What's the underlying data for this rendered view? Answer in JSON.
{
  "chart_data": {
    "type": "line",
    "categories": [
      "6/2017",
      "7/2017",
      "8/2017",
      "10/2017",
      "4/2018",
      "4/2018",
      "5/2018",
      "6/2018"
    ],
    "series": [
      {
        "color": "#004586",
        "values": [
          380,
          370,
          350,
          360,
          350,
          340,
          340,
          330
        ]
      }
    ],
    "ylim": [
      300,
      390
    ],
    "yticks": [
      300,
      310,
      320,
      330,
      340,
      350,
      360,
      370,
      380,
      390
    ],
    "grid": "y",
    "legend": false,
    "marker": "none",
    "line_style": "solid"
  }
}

**Stated exercise:** Please set down all the data word for word.

**Full response:**
What's the underlying data for this rendered view? Answer in JSON.
{
  "chart_data": {
    "type": "line",
    "categories": [
      "6/2017",
      "7/2017",
      "8/2017",
      "10/2017",
      "4/2018",
      "4/2018",
      "5/2018",
      "6/2018"
    ],
    "series": [
      {
        "color": "#004586",
        "values": [
          380,
          370,
          350,
          360,
          350,
          340,
          340,
          330
        ]
      }
    ],
    "ylim": [
      300,
      390
    ],
    "yticks": [
      300,
      310,
      320,
      330,
      340,
      350,
      360,
      370,
      380,
      390
    ],
    "grid": "y",
    "legend": false,
    "marker": "none",
    "line_style": "solid"
  }
}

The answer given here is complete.